● **PROBLEM REQUIREMENTS**: Reproduce the listing word for word, leaving every picture behind.

● **INFORMATION SHOWN**:
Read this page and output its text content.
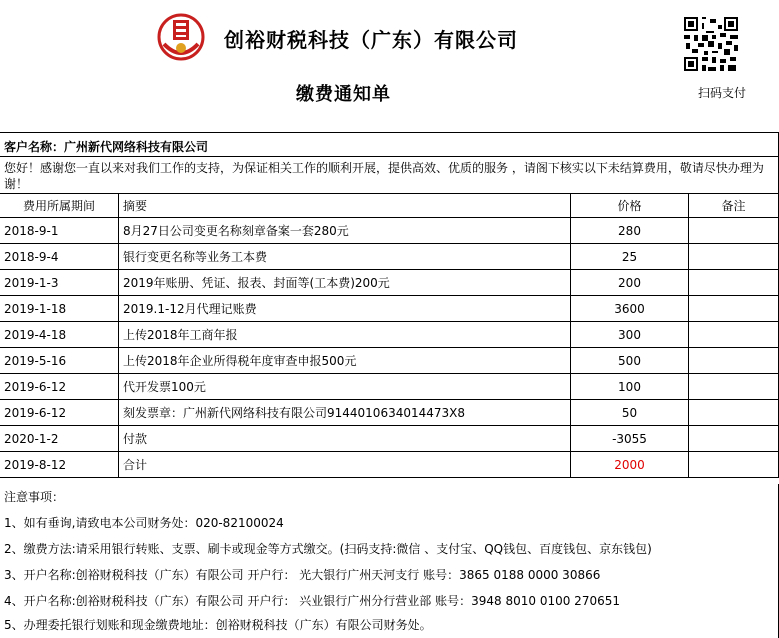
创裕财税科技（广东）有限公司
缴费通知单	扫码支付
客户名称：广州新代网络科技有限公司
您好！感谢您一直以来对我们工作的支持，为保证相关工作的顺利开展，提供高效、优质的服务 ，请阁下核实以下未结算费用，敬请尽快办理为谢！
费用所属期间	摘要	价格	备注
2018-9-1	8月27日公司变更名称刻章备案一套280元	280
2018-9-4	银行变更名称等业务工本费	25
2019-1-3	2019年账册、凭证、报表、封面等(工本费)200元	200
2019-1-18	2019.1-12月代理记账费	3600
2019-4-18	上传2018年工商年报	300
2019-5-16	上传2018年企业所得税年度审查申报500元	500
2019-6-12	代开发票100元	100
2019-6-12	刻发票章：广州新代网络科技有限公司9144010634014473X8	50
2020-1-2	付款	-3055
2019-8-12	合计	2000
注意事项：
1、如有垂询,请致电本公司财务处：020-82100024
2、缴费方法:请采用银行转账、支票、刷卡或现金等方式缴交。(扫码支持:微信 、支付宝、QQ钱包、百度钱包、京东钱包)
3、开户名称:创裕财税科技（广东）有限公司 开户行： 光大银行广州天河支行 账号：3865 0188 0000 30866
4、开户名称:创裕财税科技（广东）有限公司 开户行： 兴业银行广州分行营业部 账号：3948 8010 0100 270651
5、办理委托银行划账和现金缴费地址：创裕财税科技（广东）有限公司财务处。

● **RESULT**:
Read this page and output its text content.
创裕财税科技（广东）有限公司
缴费通知单	扫码支付
客户名称：广州新代网络科技有限公司
您好！感谢您一直以来对我们工作的支持，为保证相关工作的顺利开展，提供高效、优质的服务 ，请阁下核实以下未结算费用，敬请尽快办理为谢！
费用所属期间	摘要	价格	备注
2018-9-1	8月27日公司变更名称刻章备案一套280元	280
2018-9-4	银行变更名称等业务工本费	25
2019-1-3	2019年账册、凭证、报表、封面等(工本费)200元	200
2019-1-18	2019.1-12月代理记账费	3600
2019-4-18	上传2018年工商年报	300
2019-5-16	上传2018年企业所得税年度审查申报500元	500
2019-6-12	代开发票100元	100
2019-6-12	刻发票章：广州新代网络科技有限公司9144010634014473X8	50
2020-1-2	付款	-3055
2019-8-12	合计	2000
注意事项：
1、如有垂询,请致电本公司财务处：020-82100024
2、缴费方法:请采用银行转账、支票、刷卡或现金等方式缴交。(扫码支持:微信 、支付宝、QQ钱包、百度钱包、京东钱包)
3、开户名称:创裕财税科技（广东）有限公司 开户行： 光大银行广州天河支行 账号：3865 0188 0000 30866
4、开户名称:创裕财税科技（广东）有限公司 开户行： 兴业银行广州分行营业部 账号：3948 8010 0100 270651
5、办理委托银行划账和现金缴费地址：创裕财税科技（广东）有限公司财务处。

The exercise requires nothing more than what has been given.